▶ [Given task]: Set out each line from the following listing that includes the word "故动则有成".

Saved entries
==============================

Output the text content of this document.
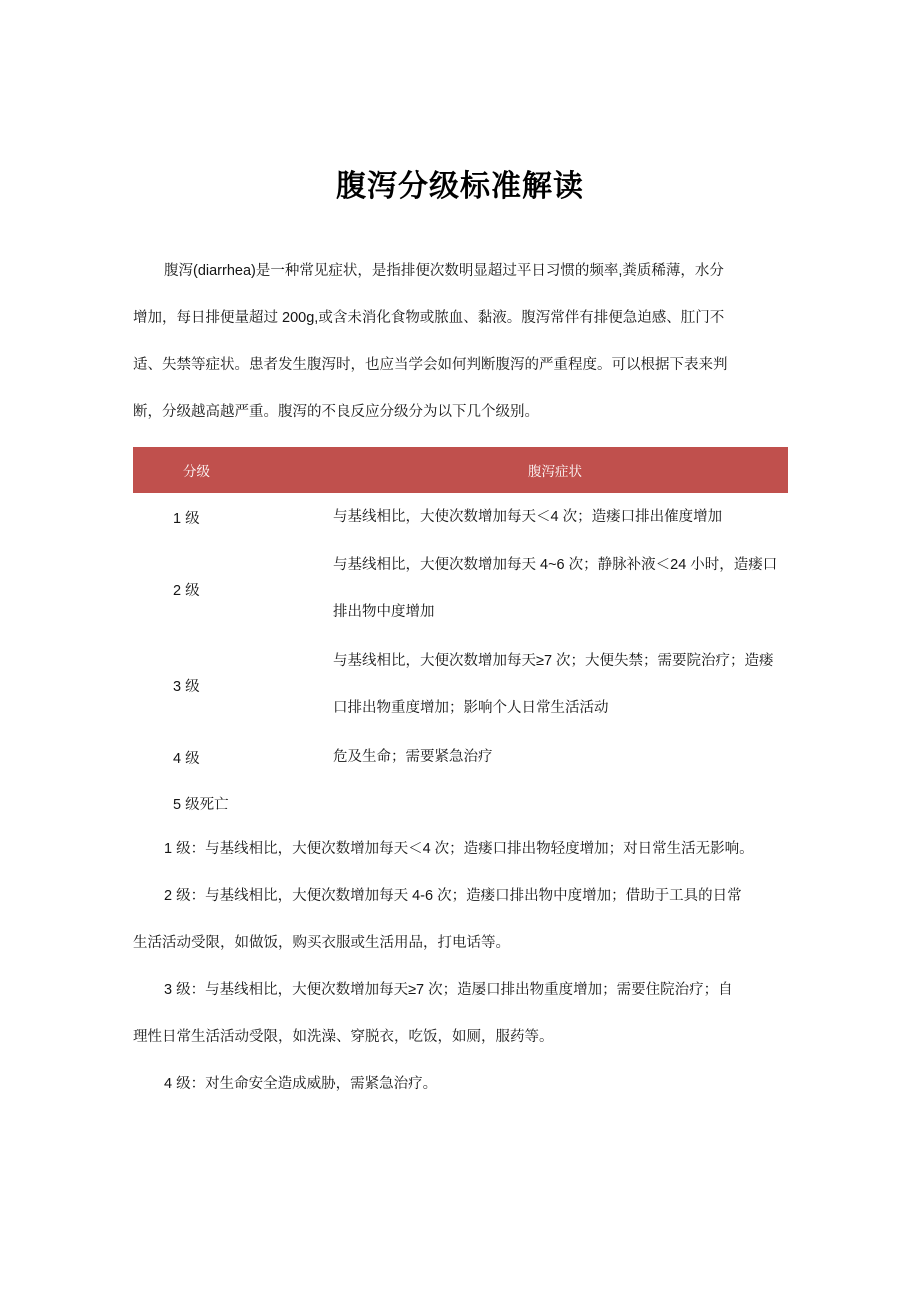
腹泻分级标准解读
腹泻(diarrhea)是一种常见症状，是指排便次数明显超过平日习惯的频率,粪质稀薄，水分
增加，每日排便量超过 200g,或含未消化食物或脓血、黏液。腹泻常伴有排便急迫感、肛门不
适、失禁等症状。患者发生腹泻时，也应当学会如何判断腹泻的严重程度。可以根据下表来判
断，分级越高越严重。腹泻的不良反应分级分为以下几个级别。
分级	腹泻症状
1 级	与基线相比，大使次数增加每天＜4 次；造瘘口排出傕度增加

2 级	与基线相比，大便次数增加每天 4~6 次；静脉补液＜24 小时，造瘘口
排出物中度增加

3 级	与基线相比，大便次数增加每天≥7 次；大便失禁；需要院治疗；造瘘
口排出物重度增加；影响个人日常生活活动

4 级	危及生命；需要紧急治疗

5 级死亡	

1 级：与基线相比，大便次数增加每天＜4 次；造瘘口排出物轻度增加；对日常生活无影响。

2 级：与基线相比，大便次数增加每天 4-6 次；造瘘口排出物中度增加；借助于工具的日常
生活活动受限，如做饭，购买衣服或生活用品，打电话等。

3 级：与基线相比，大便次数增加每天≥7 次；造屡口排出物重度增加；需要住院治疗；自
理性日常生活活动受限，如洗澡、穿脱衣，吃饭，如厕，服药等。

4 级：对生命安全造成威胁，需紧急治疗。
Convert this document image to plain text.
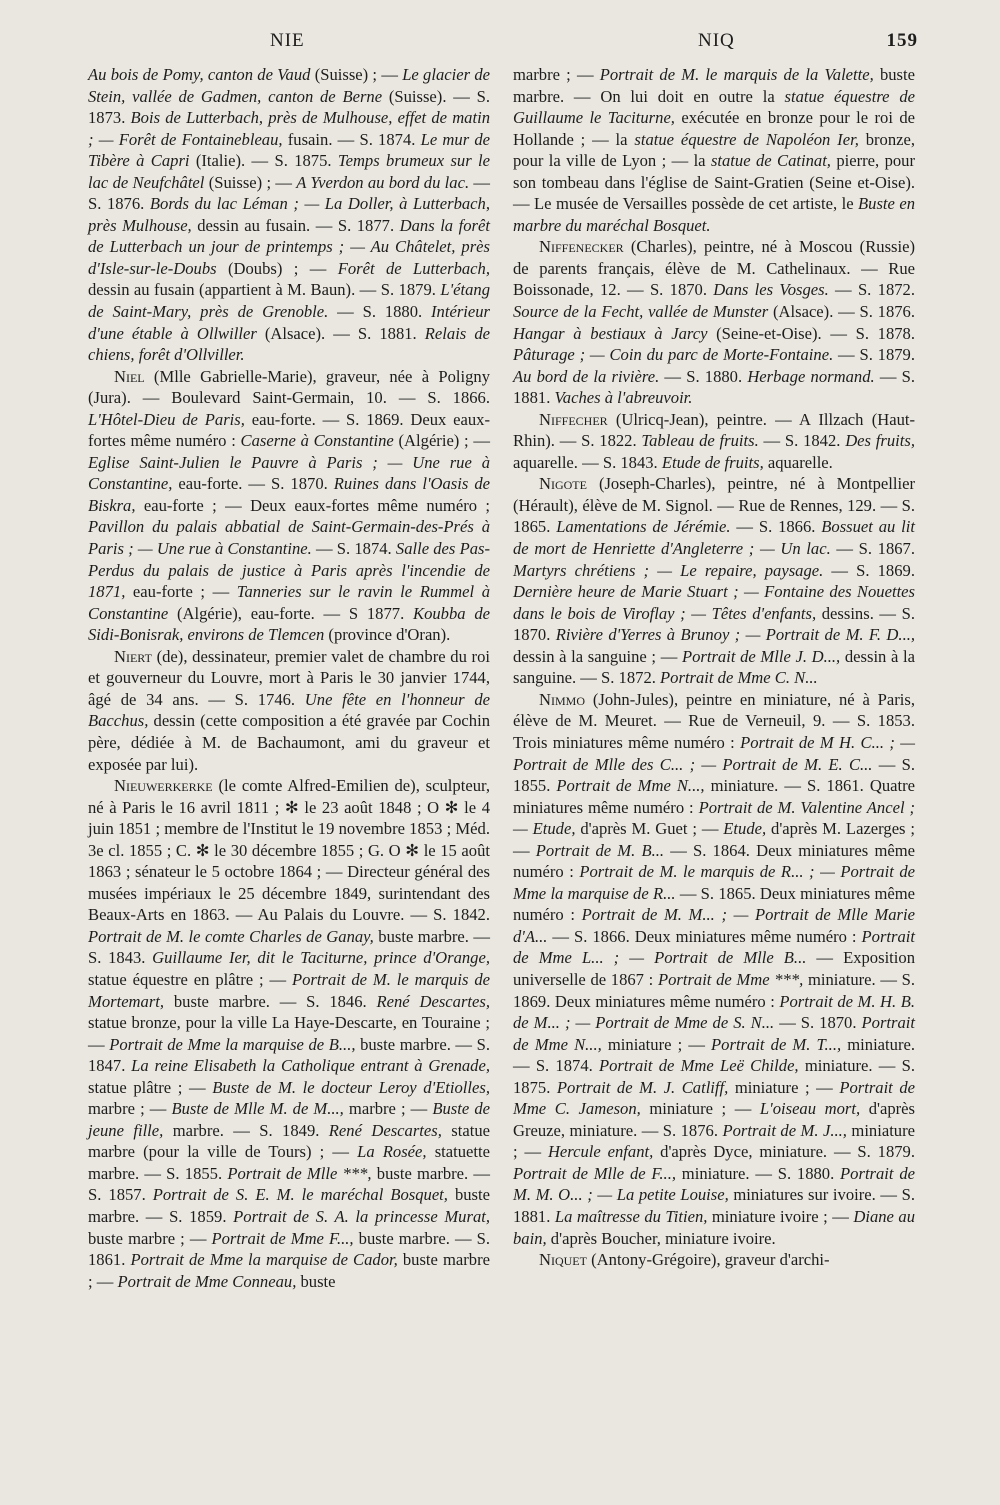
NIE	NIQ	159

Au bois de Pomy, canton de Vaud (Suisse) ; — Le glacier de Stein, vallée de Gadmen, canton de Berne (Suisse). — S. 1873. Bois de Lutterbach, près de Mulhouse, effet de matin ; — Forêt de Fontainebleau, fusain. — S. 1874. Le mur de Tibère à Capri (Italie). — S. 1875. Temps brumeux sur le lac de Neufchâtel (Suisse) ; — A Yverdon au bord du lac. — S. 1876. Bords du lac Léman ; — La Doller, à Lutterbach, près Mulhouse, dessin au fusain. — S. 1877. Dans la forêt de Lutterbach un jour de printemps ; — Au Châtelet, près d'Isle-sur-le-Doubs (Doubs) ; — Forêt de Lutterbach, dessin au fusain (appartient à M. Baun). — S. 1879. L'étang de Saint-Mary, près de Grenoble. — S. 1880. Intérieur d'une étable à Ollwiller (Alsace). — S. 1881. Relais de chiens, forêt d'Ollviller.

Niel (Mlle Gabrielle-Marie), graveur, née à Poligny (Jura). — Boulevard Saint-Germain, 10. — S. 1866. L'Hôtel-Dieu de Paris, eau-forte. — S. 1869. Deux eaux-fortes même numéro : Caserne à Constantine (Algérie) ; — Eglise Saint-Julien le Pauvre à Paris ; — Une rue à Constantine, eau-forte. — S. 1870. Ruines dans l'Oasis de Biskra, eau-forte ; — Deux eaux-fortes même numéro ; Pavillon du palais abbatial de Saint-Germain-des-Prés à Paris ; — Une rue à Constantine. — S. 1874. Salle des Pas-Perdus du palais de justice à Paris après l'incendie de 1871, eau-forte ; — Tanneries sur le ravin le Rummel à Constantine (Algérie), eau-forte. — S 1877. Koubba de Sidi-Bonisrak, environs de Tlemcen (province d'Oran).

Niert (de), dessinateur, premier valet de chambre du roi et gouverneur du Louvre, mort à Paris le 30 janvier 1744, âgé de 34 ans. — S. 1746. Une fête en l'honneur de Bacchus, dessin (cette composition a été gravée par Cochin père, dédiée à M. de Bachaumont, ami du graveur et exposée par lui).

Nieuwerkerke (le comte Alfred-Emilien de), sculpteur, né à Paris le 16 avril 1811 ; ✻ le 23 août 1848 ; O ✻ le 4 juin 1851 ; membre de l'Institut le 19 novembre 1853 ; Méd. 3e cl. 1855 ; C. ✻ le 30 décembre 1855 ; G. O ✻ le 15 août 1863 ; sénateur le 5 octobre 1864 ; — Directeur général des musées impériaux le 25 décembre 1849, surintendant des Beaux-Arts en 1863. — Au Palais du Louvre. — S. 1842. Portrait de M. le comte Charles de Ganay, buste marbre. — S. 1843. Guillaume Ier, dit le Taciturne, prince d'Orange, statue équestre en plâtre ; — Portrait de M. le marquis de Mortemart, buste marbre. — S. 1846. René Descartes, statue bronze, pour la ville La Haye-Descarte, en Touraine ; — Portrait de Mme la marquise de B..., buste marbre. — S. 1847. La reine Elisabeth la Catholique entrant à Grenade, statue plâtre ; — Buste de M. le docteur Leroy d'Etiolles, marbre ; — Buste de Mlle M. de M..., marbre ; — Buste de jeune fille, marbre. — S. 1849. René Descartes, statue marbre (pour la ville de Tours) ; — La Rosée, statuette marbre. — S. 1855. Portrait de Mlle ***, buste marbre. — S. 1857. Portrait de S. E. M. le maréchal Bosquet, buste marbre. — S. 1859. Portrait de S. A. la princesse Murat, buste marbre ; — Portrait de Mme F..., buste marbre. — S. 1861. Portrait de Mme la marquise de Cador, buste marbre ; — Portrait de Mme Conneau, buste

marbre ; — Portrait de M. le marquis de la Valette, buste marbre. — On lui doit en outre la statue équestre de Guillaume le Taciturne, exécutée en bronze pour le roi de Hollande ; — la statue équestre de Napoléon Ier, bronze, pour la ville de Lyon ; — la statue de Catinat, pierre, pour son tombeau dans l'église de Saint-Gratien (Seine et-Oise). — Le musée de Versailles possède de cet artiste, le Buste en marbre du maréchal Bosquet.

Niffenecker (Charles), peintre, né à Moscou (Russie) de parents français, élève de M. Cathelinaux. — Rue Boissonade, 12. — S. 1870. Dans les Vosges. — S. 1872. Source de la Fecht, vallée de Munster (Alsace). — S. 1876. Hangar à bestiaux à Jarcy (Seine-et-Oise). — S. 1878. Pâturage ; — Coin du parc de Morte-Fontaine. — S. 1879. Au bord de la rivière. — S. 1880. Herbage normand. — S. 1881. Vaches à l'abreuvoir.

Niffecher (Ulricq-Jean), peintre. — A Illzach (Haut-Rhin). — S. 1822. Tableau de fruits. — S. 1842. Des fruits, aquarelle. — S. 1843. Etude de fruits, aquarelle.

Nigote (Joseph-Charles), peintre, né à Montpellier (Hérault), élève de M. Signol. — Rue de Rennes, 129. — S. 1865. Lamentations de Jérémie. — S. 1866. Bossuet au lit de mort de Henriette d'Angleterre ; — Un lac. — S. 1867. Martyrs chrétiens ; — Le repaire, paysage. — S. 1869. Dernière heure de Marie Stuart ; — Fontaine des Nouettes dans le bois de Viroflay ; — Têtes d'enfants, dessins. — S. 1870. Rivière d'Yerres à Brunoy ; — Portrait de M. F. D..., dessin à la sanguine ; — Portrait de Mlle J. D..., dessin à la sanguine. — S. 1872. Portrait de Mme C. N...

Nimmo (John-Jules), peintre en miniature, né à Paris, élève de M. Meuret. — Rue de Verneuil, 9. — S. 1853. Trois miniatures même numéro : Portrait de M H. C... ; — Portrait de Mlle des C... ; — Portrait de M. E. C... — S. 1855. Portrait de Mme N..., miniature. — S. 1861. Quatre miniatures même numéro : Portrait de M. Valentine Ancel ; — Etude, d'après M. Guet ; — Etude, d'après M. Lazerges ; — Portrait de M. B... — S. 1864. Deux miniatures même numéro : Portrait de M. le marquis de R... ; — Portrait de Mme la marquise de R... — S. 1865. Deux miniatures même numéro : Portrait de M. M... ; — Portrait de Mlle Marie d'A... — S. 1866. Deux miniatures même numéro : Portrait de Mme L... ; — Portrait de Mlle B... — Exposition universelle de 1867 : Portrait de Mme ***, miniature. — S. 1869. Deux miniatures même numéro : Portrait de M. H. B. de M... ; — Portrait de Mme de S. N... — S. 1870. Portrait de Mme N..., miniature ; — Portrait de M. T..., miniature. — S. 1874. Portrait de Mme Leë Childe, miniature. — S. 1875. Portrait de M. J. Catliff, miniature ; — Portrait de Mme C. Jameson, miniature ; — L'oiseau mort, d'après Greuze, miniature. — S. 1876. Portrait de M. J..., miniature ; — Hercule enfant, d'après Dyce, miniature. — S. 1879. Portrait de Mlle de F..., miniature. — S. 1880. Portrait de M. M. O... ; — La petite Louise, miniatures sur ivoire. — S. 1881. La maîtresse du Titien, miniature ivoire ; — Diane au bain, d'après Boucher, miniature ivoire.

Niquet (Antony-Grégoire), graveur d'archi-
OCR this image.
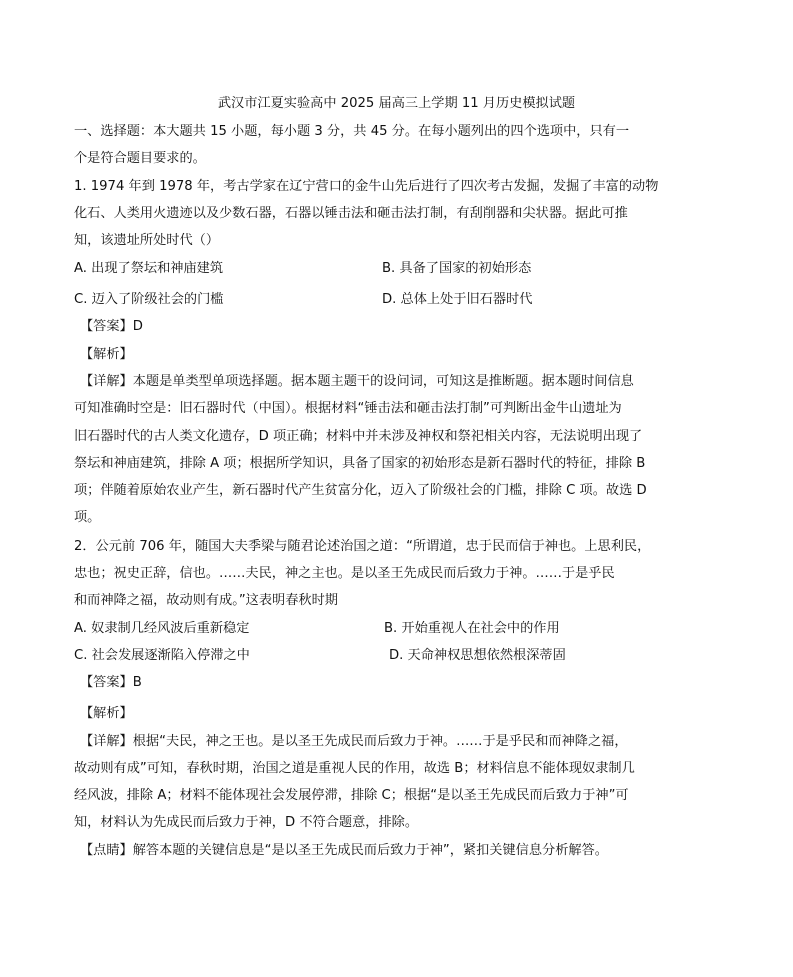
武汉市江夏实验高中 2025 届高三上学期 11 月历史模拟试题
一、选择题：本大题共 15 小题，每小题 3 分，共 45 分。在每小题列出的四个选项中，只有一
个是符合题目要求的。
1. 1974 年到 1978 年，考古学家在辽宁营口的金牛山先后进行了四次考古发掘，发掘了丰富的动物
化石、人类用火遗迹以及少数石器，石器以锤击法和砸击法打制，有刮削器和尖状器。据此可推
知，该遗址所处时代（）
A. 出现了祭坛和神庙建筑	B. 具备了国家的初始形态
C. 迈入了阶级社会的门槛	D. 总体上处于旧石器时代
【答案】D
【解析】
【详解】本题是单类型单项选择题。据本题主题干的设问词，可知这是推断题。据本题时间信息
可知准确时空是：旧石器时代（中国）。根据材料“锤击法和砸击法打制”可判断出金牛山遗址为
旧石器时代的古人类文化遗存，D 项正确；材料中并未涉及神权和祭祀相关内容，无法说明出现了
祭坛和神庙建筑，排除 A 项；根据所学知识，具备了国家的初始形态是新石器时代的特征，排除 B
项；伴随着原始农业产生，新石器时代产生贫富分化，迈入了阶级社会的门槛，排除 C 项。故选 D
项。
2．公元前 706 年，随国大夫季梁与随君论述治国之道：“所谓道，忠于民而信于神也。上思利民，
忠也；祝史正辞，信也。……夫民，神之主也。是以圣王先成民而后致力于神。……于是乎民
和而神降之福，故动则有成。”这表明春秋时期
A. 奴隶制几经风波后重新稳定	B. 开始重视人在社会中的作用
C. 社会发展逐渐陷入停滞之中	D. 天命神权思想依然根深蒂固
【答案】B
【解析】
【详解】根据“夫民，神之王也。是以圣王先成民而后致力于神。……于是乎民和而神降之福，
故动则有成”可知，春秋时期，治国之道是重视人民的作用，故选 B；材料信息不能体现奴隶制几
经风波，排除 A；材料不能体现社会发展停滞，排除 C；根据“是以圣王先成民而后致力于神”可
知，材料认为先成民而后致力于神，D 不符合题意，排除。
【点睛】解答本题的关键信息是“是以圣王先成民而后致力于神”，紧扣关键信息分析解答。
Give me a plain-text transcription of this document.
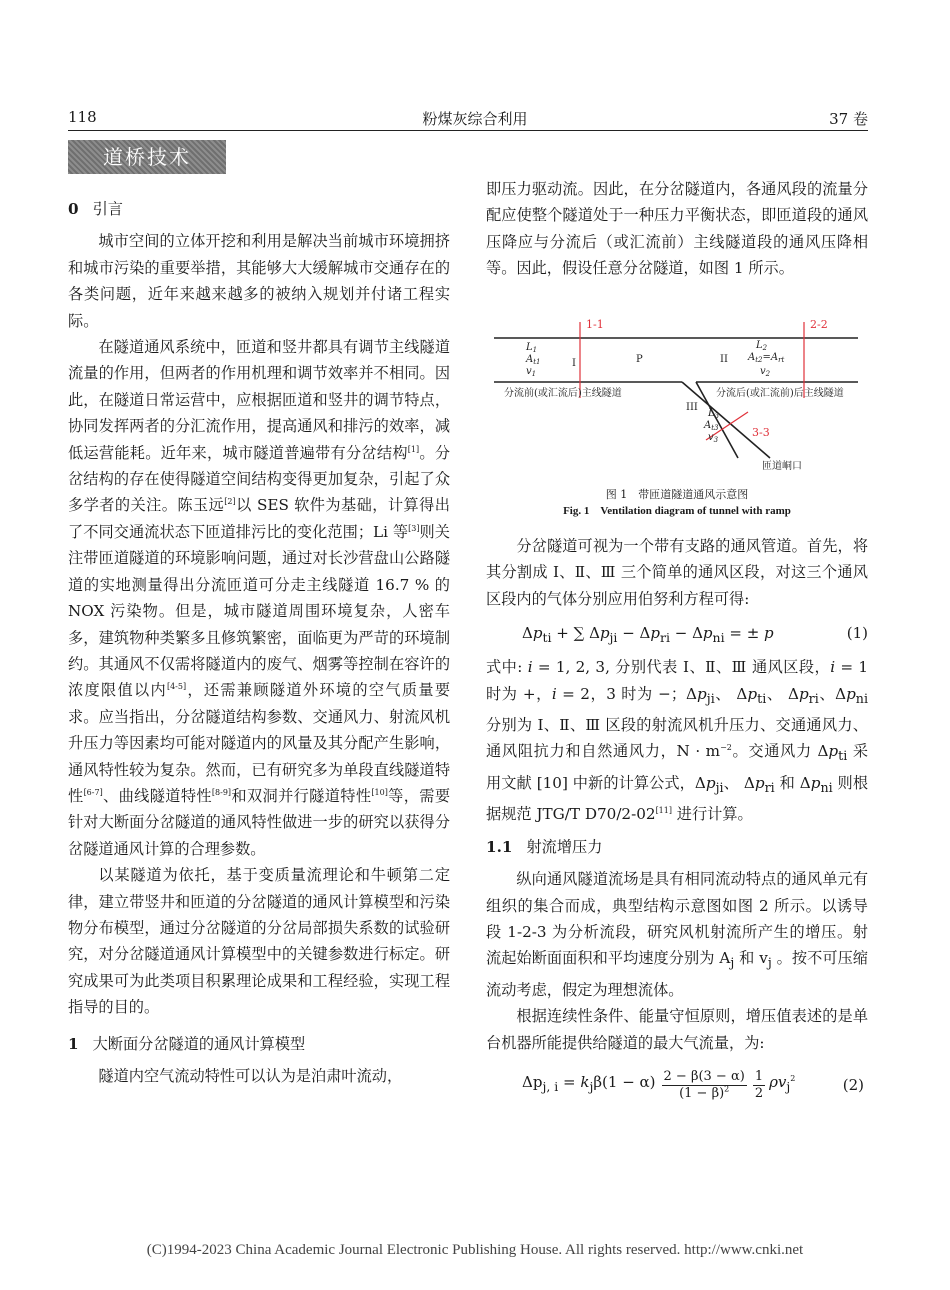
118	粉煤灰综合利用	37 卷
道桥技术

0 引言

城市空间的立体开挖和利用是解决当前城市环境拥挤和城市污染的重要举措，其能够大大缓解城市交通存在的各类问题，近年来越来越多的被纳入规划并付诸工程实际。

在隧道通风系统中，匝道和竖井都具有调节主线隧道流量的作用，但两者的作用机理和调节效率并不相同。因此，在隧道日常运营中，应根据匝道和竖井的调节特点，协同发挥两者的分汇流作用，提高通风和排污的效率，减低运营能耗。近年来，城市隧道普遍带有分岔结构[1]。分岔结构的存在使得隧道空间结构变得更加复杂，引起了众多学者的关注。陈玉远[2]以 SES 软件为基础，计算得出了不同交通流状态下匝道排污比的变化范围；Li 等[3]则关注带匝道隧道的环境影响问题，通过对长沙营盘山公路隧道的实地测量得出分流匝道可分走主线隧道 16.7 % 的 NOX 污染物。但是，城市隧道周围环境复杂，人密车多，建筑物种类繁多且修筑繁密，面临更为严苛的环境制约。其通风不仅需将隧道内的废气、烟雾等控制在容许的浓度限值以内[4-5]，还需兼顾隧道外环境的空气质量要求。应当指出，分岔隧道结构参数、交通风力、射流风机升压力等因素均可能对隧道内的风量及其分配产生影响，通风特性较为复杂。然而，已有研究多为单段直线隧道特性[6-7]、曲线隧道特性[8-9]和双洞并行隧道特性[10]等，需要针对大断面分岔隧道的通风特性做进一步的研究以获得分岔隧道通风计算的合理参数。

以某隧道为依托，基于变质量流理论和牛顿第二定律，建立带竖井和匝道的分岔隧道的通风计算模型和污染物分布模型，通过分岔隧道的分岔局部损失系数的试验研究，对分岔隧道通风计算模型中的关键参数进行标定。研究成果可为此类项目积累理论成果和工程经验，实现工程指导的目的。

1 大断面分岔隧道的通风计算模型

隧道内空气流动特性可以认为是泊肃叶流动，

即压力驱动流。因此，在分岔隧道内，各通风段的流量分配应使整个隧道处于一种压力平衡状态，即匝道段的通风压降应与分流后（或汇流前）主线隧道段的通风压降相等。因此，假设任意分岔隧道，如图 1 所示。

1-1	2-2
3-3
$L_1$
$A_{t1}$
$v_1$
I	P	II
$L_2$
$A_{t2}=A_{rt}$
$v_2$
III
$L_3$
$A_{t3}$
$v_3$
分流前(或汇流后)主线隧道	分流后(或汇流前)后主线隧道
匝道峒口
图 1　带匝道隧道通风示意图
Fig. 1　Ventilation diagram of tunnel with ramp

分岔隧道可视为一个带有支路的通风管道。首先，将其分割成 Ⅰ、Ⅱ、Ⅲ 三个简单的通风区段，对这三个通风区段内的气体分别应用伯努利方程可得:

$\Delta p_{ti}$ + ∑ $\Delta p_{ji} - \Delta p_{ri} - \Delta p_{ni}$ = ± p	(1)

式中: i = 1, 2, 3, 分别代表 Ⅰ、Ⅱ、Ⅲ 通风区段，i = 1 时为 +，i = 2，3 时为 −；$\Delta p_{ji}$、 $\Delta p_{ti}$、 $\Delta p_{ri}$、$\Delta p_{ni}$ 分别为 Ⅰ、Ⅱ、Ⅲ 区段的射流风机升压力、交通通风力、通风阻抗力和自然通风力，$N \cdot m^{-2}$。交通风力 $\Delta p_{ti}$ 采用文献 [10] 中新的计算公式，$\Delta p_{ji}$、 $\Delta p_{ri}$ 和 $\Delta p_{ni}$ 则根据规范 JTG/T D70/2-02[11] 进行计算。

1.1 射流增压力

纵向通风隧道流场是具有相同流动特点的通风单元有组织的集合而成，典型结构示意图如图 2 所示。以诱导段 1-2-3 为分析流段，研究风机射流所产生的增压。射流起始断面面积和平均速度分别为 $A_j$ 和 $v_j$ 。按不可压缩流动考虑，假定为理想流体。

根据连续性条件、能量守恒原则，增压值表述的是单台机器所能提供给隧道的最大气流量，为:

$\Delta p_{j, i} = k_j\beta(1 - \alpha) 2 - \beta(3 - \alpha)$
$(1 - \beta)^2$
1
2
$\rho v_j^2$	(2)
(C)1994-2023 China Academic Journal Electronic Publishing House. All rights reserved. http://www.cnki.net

==============================

▶ [Reply]:
和而神降之福，故动则有成。”这表明春秋时期
故动则有成”可知，春秋时期，治国之道是重视人民的作用，故选 B；材料信息不能体现奴隶制几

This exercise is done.